# [GOAL]
Find every line in the records that holds the string "this". Copy each one.

(Figure dataset records)
'''
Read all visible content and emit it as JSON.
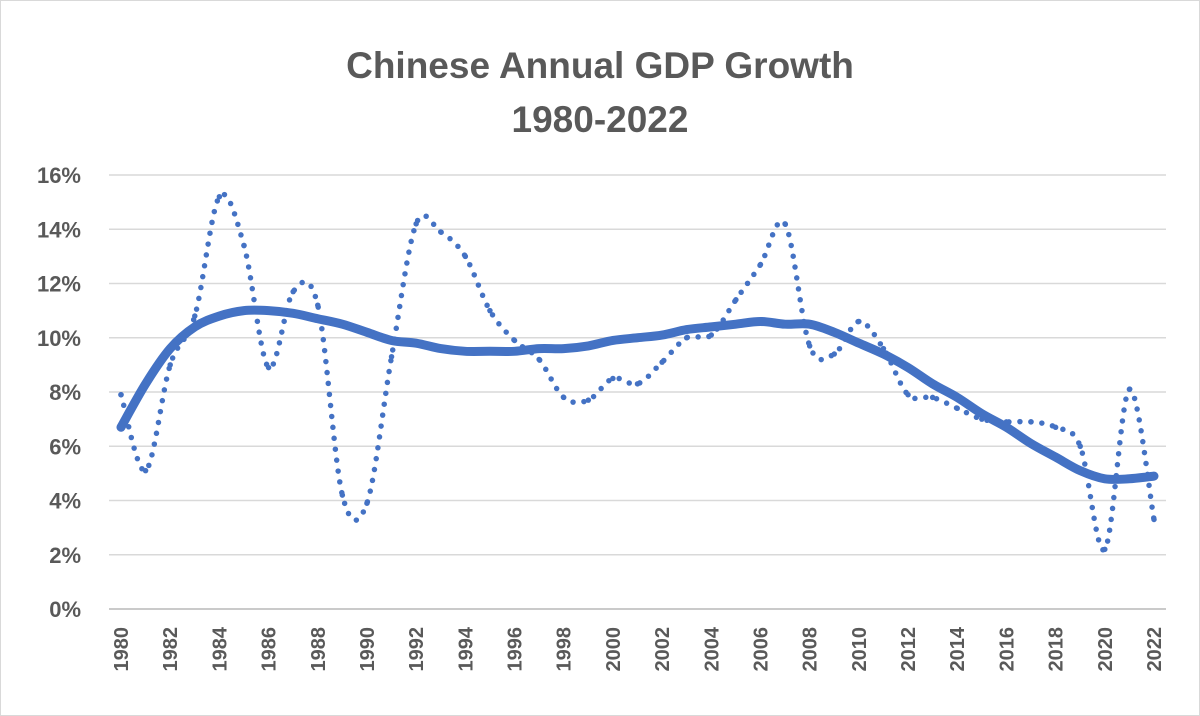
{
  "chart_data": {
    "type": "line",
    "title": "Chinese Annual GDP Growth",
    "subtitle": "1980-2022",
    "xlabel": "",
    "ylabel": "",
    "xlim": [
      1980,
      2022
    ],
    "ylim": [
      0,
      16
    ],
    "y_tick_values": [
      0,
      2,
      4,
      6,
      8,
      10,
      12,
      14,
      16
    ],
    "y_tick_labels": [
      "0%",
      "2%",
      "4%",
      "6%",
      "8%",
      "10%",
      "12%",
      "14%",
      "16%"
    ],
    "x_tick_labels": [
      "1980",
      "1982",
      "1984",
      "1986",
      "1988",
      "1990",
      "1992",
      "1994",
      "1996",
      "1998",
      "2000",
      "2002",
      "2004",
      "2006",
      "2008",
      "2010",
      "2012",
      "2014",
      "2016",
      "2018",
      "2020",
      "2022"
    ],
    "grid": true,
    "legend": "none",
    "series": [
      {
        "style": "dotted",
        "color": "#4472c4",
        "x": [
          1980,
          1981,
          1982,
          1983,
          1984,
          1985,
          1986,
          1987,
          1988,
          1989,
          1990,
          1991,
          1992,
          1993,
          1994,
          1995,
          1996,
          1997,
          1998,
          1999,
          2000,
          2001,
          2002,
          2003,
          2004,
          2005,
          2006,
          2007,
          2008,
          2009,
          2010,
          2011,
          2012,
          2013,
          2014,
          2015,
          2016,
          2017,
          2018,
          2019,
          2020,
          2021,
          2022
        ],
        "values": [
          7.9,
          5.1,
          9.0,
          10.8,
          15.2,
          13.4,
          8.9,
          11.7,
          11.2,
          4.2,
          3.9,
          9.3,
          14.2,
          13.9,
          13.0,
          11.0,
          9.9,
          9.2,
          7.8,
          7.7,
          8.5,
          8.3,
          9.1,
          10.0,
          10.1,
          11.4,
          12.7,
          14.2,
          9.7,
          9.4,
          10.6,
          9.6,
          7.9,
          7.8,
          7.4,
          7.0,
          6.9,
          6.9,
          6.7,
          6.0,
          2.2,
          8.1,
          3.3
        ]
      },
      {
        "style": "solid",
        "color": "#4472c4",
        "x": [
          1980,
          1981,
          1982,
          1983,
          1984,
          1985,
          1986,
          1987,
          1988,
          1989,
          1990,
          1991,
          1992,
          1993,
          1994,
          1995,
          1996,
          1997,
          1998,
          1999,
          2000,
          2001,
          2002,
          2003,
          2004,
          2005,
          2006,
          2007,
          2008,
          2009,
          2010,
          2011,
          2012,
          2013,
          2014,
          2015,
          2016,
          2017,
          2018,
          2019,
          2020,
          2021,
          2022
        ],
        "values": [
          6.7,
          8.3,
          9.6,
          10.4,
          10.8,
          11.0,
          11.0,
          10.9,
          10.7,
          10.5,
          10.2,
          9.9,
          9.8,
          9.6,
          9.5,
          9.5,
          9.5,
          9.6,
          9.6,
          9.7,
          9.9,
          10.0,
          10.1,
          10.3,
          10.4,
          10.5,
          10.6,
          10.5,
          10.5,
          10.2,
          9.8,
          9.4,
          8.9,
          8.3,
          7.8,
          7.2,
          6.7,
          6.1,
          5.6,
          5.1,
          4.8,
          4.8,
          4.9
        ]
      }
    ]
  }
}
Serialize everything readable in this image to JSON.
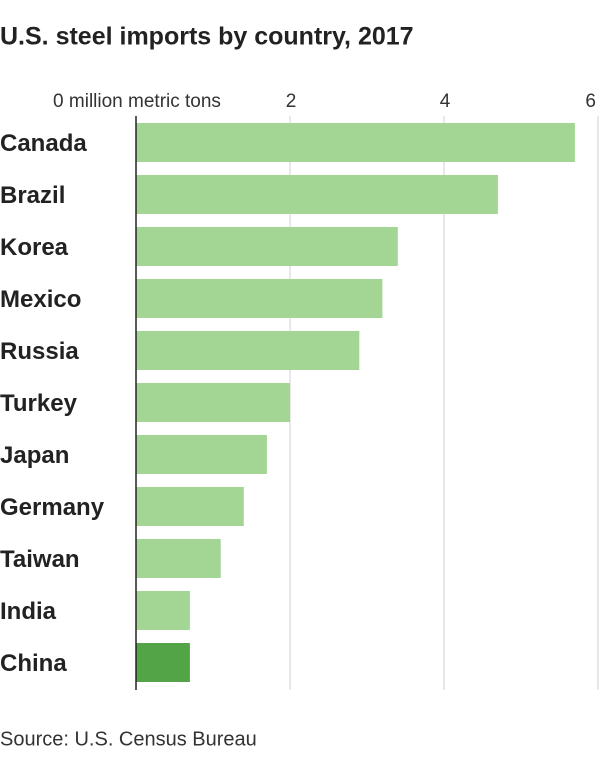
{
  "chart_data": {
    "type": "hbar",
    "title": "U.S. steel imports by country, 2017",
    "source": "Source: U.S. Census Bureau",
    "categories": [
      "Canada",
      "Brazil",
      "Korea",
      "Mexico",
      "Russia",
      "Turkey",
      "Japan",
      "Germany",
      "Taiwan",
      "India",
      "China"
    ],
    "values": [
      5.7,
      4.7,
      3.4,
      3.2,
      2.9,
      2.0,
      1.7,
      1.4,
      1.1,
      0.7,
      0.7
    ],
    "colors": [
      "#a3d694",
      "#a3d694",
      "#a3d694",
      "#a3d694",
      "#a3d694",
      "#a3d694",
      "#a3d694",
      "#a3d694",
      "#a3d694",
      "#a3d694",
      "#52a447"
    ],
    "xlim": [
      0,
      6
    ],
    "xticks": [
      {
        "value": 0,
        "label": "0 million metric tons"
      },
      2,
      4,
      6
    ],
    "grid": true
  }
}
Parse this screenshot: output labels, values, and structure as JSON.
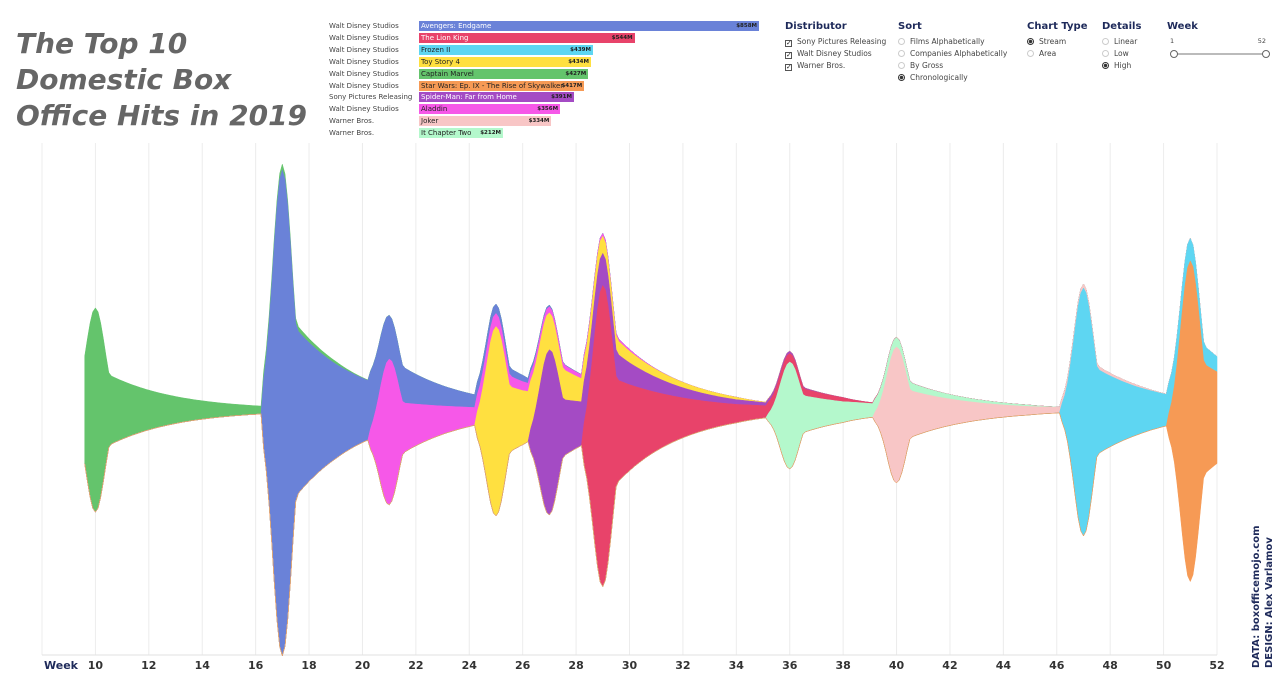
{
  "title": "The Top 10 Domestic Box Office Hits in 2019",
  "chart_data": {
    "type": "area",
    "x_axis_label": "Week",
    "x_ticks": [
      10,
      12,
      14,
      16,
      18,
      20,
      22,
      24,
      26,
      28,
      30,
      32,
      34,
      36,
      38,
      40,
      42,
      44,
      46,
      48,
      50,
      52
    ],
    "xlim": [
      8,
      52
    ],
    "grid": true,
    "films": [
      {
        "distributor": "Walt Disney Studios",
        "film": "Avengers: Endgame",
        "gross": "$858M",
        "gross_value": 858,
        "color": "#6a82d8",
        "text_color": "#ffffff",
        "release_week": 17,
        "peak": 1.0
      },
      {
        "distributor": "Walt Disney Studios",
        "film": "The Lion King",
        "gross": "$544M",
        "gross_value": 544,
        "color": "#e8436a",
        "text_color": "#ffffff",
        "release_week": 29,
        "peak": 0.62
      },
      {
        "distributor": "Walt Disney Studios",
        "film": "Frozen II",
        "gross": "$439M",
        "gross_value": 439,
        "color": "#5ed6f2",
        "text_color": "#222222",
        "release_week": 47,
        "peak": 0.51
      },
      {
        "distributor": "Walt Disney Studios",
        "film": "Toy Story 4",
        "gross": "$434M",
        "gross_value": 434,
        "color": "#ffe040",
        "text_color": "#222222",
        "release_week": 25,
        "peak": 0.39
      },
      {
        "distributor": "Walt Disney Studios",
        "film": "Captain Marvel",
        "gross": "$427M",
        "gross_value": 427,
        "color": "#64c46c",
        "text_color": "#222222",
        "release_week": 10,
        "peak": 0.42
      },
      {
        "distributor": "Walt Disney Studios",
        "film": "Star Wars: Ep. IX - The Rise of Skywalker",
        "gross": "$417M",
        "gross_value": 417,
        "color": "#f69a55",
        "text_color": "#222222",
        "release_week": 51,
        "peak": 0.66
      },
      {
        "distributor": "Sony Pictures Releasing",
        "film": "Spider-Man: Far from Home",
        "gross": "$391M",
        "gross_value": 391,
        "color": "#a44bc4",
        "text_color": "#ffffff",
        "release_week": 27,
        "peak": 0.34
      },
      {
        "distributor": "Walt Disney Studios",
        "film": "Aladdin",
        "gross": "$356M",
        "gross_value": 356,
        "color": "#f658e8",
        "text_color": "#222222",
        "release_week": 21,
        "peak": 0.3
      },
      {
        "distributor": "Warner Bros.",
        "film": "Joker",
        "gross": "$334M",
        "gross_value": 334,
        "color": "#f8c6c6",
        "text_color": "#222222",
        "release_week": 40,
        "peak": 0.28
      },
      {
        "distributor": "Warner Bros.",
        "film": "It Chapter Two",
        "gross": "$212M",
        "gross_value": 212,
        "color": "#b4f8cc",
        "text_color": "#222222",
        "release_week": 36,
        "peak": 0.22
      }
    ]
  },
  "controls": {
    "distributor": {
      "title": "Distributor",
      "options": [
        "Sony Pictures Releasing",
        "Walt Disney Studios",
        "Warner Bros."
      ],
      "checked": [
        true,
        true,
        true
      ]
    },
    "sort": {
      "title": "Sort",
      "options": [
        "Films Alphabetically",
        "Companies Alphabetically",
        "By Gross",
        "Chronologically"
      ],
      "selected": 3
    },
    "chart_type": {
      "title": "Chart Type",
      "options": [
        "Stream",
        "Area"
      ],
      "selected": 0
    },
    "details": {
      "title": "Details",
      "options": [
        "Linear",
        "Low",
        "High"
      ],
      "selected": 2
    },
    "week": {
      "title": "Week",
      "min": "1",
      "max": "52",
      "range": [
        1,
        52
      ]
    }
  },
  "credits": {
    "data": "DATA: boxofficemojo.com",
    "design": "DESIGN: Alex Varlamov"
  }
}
'''
# [CORRECT ANSWER]
Serialize everything readable in this image to JSON.
Parse this screenshot: output labels, values, and structure as JSON.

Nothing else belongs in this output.